◆ GIVEN TASK: Extract the complete data exactly as given.

◆ Data entries:

━━━━━━━━━━━━━━━━━━━━

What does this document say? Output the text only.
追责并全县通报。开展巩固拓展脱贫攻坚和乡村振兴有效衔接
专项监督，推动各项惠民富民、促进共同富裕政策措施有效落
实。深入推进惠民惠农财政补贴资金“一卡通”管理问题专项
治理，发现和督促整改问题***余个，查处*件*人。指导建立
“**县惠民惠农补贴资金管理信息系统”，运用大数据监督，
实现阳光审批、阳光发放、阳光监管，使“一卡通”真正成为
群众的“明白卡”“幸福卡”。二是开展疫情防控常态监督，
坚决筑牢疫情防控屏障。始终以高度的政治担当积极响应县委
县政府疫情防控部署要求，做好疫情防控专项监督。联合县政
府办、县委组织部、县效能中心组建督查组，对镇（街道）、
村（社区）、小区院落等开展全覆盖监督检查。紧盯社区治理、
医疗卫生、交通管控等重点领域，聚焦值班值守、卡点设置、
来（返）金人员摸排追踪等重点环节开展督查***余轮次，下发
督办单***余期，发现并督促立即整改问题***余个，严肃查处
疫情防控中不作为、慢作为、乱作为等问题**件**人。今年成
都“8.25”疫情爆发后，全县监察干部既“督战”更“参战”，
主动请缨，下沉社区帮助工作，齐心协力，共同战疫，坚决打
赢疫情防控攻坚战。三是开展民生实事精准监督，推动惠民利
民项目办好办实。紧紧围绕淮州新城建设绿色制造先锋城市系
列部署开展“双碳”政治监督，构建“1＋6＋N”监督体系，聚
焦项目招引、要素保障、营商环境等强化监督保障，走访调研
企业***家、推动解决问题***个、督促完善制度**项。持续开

━━━━━━━━━━━━━━━━━━━━

◆ OUTPUT OF THE EXERCISE:
What does this document say? Output the text only.
追责并全县通报。开展巩固拓展脱贫攻坚和乡村振兴有效衔接
专项监督，推动各项惠民富民、促进共同富裕政策措施有效落
实。深入推进惠民惠农财政补贴资金“一卡通”管理问题专项
治理，发现和督促整改问题***余个，查处*件*人。指导建立
“**县惠民惠农补贴资金管理信息系统”，运用大数据监督，
实现阳光审批、阳光发放、阳光监管，使“一卡通”真正成为
群众的“明白卡”“幸福卡”。二是开展疫情防控常态监督，
坚决筑牢疫情防控屏障。始终以高度的政治担当积极响应县委
县政府疫情防控部署要求，做好疫情防控专项监督。联合县政
府办、县委组织部、县效能中心组建督查组，对镇（街道）、
村（社区）、小区院落等开展全覆盖监督检查。紧盯社区治理、
医疗卫生、交通管控等重点领域，聚焦值班值守、卡点设置、
来（返）金人员摸排追踪等重点环节开展督查***余轮次，下发
督办单***余期，发现并督促立即整改问题***余个，严肃查处
疫情防控中不作为、慢作为、乱作为等问题**件**人。今年成
都“8.25”疫情爆发后，全县监察干部既“督战”更“参战”，
主动请缨，下沉社区帮助工作，齐心协力，共同战疫，坚决打
赢疫情防控攻坚战。三是开展民生实事精准监督，推动惠民利
民项目办好办实。紧紧围绕淮州新城建设绿色制造先锋城市系
列部署开展“双碳”政治监督，构建“1＋6＋N”监督体系，聚
焦项目招引、要素保障、营商环境等强化监督保障，走访调研
企业***家、推动解决问题***个、督促完善制度**项。持续开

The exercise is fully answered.